Saved entries:
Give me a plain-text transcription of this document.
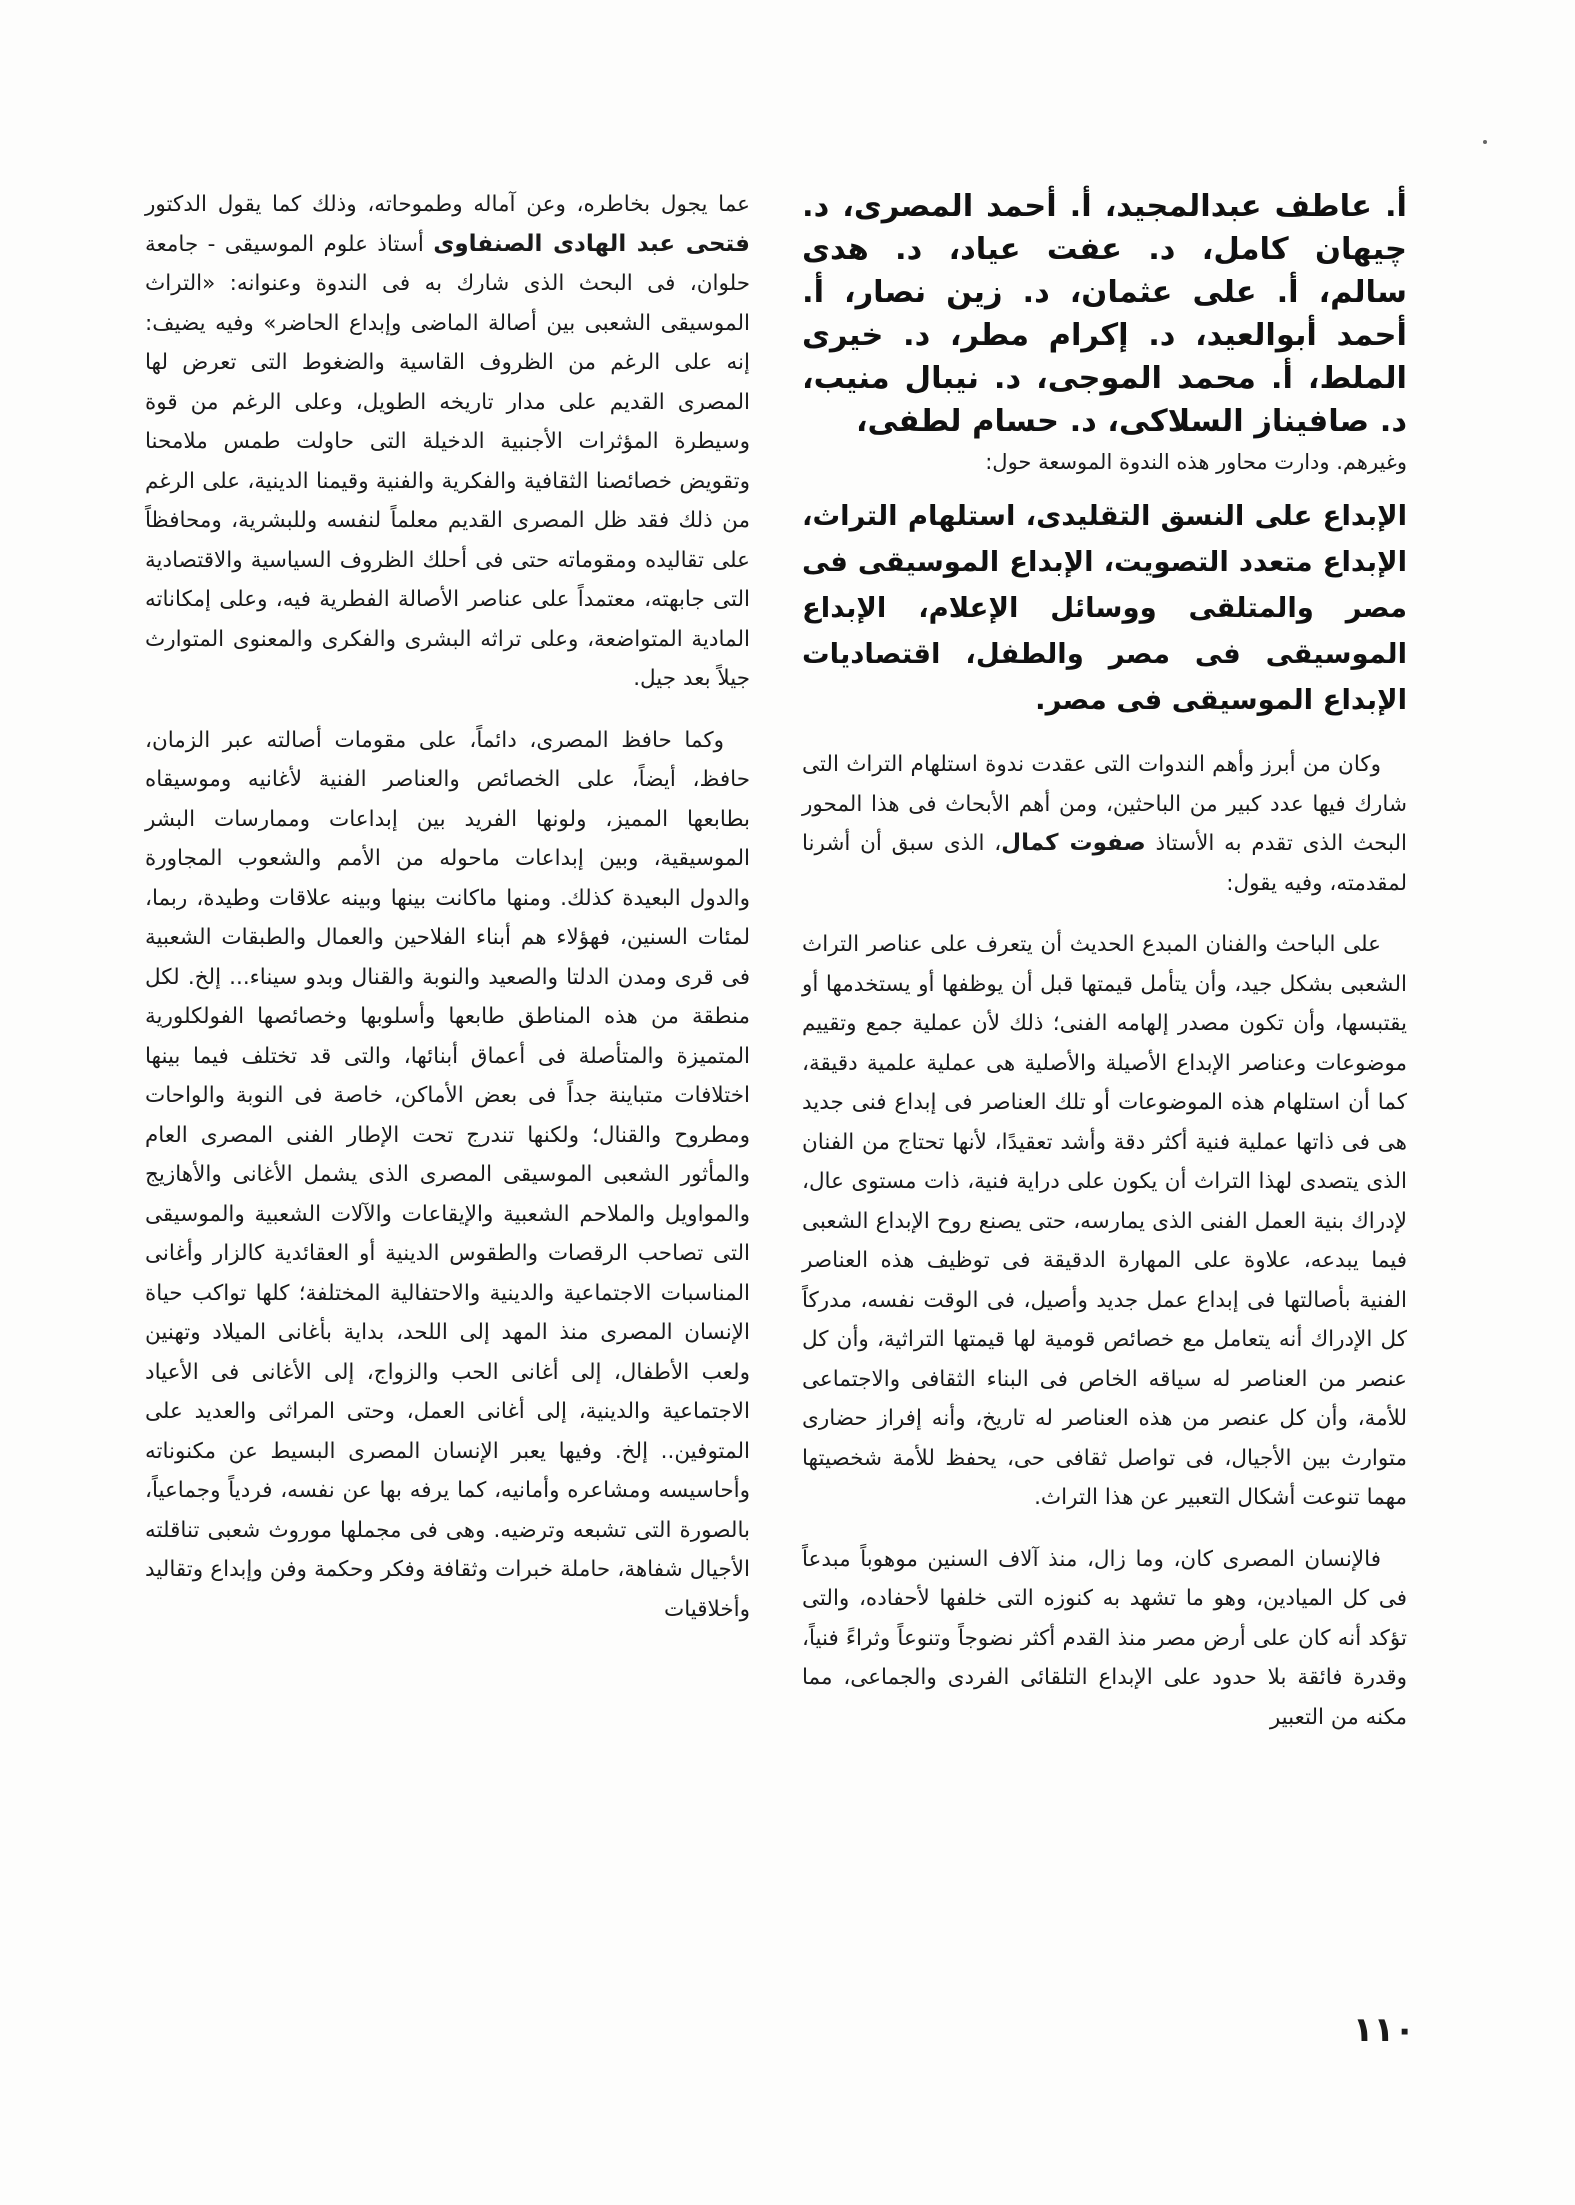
أ. عاطف عبدالمجيد، أ. أحمد المصرى، د. چيهان كامل، د. عفت عياد، د. هدى سالم، أ. على عثمان، د. زين نصار، أ. أحمد أبوالعيد، د. إكرام مطر، د. خيرى الملط، أ. محمد الموجى، د. نيبال منيب، د. صافيناز السلاكى، د. حسام لطفى،

وغيرهم. ودارت محاور هذه الندوة الموسعة حول:

الإبداع على النسق التقليدى، استلهام التراث، الإبداع متعدد التصويت، الإبداع الموسيقى فى مصر والمتلقى ووسائل الإعلام، الإبداع الموسيقى فى مصر والطفل، اقتصاديات الإبداع الموسيقى فى مصر.

وكان من أبرز وأهم الندوات التى عقدت ندوة استلهام التراث التى شارك فيها عدد كبير من الباحثين، ومن أهم الأبحاث فى هذا المحور البحث الذى تقدم به الأستاذ صفوت كمال، الذى سبق أن أشرنا لمقدمته، وفيه يقول:

على الباحث والفنان المبدع الحديث أن يتعرف على عناصر التراث الشعبى بشكل جيد، وأن يتأمل قيمتها قبل أن يوظفها أو يستخدمها أو يقتبسها، وأن تكون مصدر إلهامه الفنى؛ ذلك لأن عملية جمع وتقييم موضوعات وعناصر الإبداع الأصيلة والأصلية هى عملية علمية دقيقة، كما أن استلهام هذه الموضوعات أو تلك العناصر فى إبداع فنى جديد هى فى ذاتها عملية فنية أكثر دقة وأشد تعقيدًا، لأنها تحتاج من الفنان الذى يتصدى لهذا التراث أن يكون على دراية فنية، ذات مستوى عال، لإدراك بنية العمل الفنى الذى يمارسه، حتى يصنع روح الإبداع الشعبى فيما يبدعه، علاوة على المهارة الدقيقة فى توظيف هذه العناصر الفنية بأصالتها فى إبداع عمل جديد وأصيل، فى الوقت نفسه، مدركاً كل الإدراك أنه يتعامل مع خصائص قومية لها قيمتها التراثية، وأن كل عنصر من العناصر له سياقه الخاص فى البناء الثقافى والاجتماعى للأمة، وأن كل عنصر من هذه العناصر له تاريخ، وأنه إفراز حضارى متوارث بين الأجيال، فى تواصل ثقافى حى، يحفظ للأمة شخصيتها مهما تنوعت أشكال التعبير عن هذا التراث.

فالإنسان المصرى كان، وما زال، منذ آلاف السنين موهوباً مبدعاً فى كل الميادين، وهو ما تشهد به كنوزه التى خلفها لأحفاده، والتى تؤكد أنه كان على أرض مصر منذ القدم أكثر نضوجاً وتنوعاً وثراءً فنياً، وقدرة فائقة بلا حدود على الإبداع التلقائى الفردى والجماعى، مما مكنه من التعبير

عما يجول بخاطره، وعن آماله وطموحاته، وذلك كما يقول الدكتور فتحى عبد الهادى الصنفاوى أستاذ علوم الموسيقى - جامعة حلوان، فى البحث الذى شارك به فى الندوة وعنوانه: «التراث الموسيقى الشعبى بين أصالة الماضى وإبداع الحاضر» وفيه يضيف: إنه على الرغم من الظروف القاسية والضغوط التى تعرض لها المصرى القديم على مدار تاريخه الطويل، وعلى الرغم من قوة وسيطرة المؤثرات الأجنبية الدخيلة التى حاولت طمس ملامحنا وتقويض خصائصنا الثقافية والفكرية والفنية وقيمنا الدينية، على الرغم من ذلك فقد ظل المصرى القديم معلماً لنفسه وللبشرية، ومحافظاً على تقاليده ومقوماته حتى فى أحلك الظروف السياسية والاقتصادية التى جابهته، معتمداً على عناصر الأصالة الفطرية فيه، وعلى إمكاناته المادية المتواضعة، وعلى تراثه البشرى والفكرى والمعنوى المتوارث جيلاً بعد جيل.

وكما حافظ المصرى، دائماً، على مقومات أصالته عبر الزمان، حافظ، أيضاً، على الخصائص والعناصر الفنية لأغانيه وموسيقاه بطابعها المميز، ولونها الفريد بين إبداعات وممارسات البشر الموسيقية، وبين إبداعات ماحوله من الأمم والشعوب المجاورة والدول البعيدة كذلك. ومنها ماكانت بينها وبينه علاقات وطيدة، ربما، لمئات السنين، فهؤلاء هم أبناء الفلاحين والعمال والطبقات الشعبية فى قرى ومدن الدلتا والصعيد والنوبة والقنال وبدو سيناء... إلخ. لكل منطقة من هذه المناطق طابعها وأسلوبها وخصائصها الفولكلورية المتميزة والمتأصلة فى أعماق أبنائها، والتى قد تختلف فيما بينها اختلافات متباينة جداً فى بعض الأماكن، خاصة فى النوبة والواحات ومطروح والقنال؛ ولكنها تندرج تحت الإطار الفنى المصرى العام والمأثور الشعبى الموسيقى المصرى الذى يشمل الأغانى والأهازيج والمواويل والملاحم الشعبية والإيقاعات والآلات الشعبية والموسيقى التى تصاحب الرقصات والطقوس الدينية أو العقائدية كالزار وأغانى المناسبات الاجتماعية والدينية والاحتفالية المختلفة؛ كلها تواكب حياة الإنسان المصرى منذ المهد إلى اللحد، بداية بأغانى الميلاد وتهنين ولعب الأطفال، إلى أغانى الحب والزواج، إلى الأغانى فى الأعياد الاجتماعية والدينية، إلى أغانى العمل، وحتى المراثى والعديد على المتوفين.. إلخ. وفيها يعبر الإنسان المصرى البسيط عن مكنوناته وأحاسيسه ومشاعره وأمانيه، كما يرفه بها عن نفسه، فردياً وجماعياً، بالصورة التى تشبعه وترضيه. وهى فى مجملها موروث شعبى تناقلته الأجيال شفاهة، حاملة خبرات وثقافة وفكر وحكمة وفن وإبداع وتقاليد وأخلاقيات

١١٠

_Job_. Every line is to be duplicated exactly, though pictures stay out.

_Reply to the task_.
Give me a plain-text transcription of this document.
أ. عاطف عبدالمجيد، أ. أحمد المصرى، د. چيهان كامل، د. عفت عياد، د. هدى سالم، أ. على عثمان، د. زين نصار، أ. أحمد أبوالعيد، د. إكرام مطر، د. خيرى الملط، أ. محمد الموجى، د. نيبال منيب، د. صافيناز السلاكى، د. حسام لطفى،

وغيرهم. ودارت محاور هذه الندوة الموسعة حول:

الإبداع على النسق التقليدى، استلهام التراث، الإبداع متعدد التصويت، الإبداع الموسيقى فى مصر والمتلقى ووسائل الإعلام، الإبداع الموسيقى فى مصر والطفل، اقتصاديات الإبداع الموسيقى فى مصر.

وكان من أبرز وأهم الندوات التى عقدت ندوة استلهام التراث التى شارك فيها عدد كبير من الباحثين، ومن أهم الأبحاث فى هذا المحور البحث الذى تقدم به الأستاذ صفوت كمال، الذى سبق أن أشرنا لمقدمته، وفيه يقول:

على الباحث والفنان المبدع الحديث أن يتعرف على عناصر التراث الشعبى بشكل جيد، وأن يتأمل قيمتها قبل أن يوظفها أو يستخدمها أو يقتبسها، وأن تكون مصدر إلهامه الفنى؛ ذلك لأن عملية جمع وتقييم موضوعات وعناصر الإبداع الأصيلة والأصلية هى عملية علمية دقيقة، كما أن استلهام هذه الموضوعات أو تلك العناصر فى إبداع فنى جديد هى فى ذاتها عملية فنية أكثر دقة وأشد تعقيدًا، لأنها تحتاج من الفنان الذى يتصدى لهذا التراث أن يكون على دراية فنية، ذات مستوى عال، لإدراك بنية العمل الفنى الذى يمارسه، حتى يصنع روح الإبداع الشعبى فيما يبدعه، علاوة على المهارة الدقيقة فى توظيف هذه العناصر الفنية بأصالتها فى إبداع عمل جديد وأصيل، فى الوقت نفسه، مدركاً كل الإدراك أنه يتعامل مع خصائص قومية لها قيمتها التراثية، وأن كل عنصر من العناصر له سياقه الخاص فى البناء الثقافى والاجتماعى للأمة، وأن كل عنصر من هذه العناصر له تاريخ، وأنه إفراز حضارى متوارث بين الأجيال، فى تواصل ثقافى حى، يحفظ للأمة شخصيتها مهما تنوعت أشكال التعبير عن هذا التراث.

فالإنسان المصرى كان، وما زال، منذ آلاف السنين موهوباً مبدعاً فى كل الميادين، وهو ما تشهد به كنوزه التى خلفها لأحفاده، والتى تؤكد أنه كان على أرض مصر منذ القدم أكثر نضوجاً وتنوعاً وثراءً فنياً، وقدرة فائقة بلا حدود على الإبداع التلقائى الفردى والجماعى، مما مكنه من التعبير

عما يجول بخاطره، وعن آماله وطموحاته، وذلك كما يقول الدكتور فتحى عبد الهادى الصنفاوى أستاذ علوم الموسيقى - جامعة حلوان، فى البحث الذى شارك به فى الندوة وعنوانه: «التراث الموسيقى الشعبى بين أصالة الماضى وإبداع الحاضر» وفيه يضيف: إنه على الرغم من الظروف القاسية والضغوط التى تعرض لها المصرى القديم على مدار تاريخه الطويل، وعلى الرغم من قوة وسيطرة المؤثرات الأجنبية الدخيلة التى حاولت طمس ملامحنا وتقويض خصائصنا الثقافية والفكرية والفنية وقيمنا الدينية، على الرغم من ذلك فقد ظل المصرى القديم معلماً لنفسه وللبشرية، ومحافظاً على تقاليده ومقوماته حتى فى أحلك الظروف السياسية والاقتصادية التى جابهته، معتمداً على عناصر الأصالة الفطرية فيه، وعلى إمكاناته المادية المتواضعة، وعلى تراثه البشرى والفكرى والمعنوى المتوارث جيلاً بعد جيل.

وكما حافظ المصرى، دائماً، على مقومات أصالته عبر الزمان، حافظ، أيضاً، على الخصائص والعناصر الفنية لأغانيه وموسيقاه بطابعها المميز، ولونها الفريد بين إبداعات وممارسات البشر الموسيقية، وبين إبداعات ماحوله من الأمم والشعوب المجاورة والدول البعيدة كذلك. ومنها ماكانت بينها وبينه علاقات وطيدة، ربما، لمئات السنين، فهؤلاء هم أبناء الفلاحين والعمال والطبقات الشعبية فى قرى ومدن الدلتا والصعيد والنوبة والقنال وبدو سيناء... إلخ. لكل منطقة من هذه المناطق طابعها وأسلوبها وخصائصها الفولكلورية المتميزة والمتأصلة فى أعماق أبنائها، والتى قد تختلف فيما بينها اختلافات متباينة جداً فى بعض الأماكن، خاصة فى النوبة والواحات ومطروح والقنال؛ ولكنها تندرج تحت الإطار الفنى المصرى العام والمأثور الشعبى الموسيقى المصرى الذى يشمل الأغانى والأهازيج والمواويل والملاحم الشعبية والإيقاعات والآلات الشعبية والموسيقى التى تصاحب الرقصات والطقوس الدينية أو العقائدية كالزار وأغانى المناسبات الاجتماعية والدينية والاحتفالية المختلفة؛ كلها تواكب حياة الإنسان المصرى منذ المهد إلى اللحد، بداية بأغانى الميلاد وتهنين ولعب الأطفال، إلى أغانى الحب والزواج، إلى الأغانى فى الأعياد الاجتماعية والدينية، إلى أغانى العمل، وحتى المراثى والعديد على المتوفين.. إلخ. وفيها يعبر الإنسان المصرى البسيط عن مكنوناته وأحاسيسه ومشاعره وأمانيه، كما يرفه بها عن نفسه، فردياً وجماعياً، بالصورة التى تشبعه وترضيه. وهى فى مجملها موروث شعبى تناقلته الأجيال شفاهة، حاملة خبرات وثقافة وفكر وحكمة وفن وإبداع وتقاليد وأخلاقيات

١١٠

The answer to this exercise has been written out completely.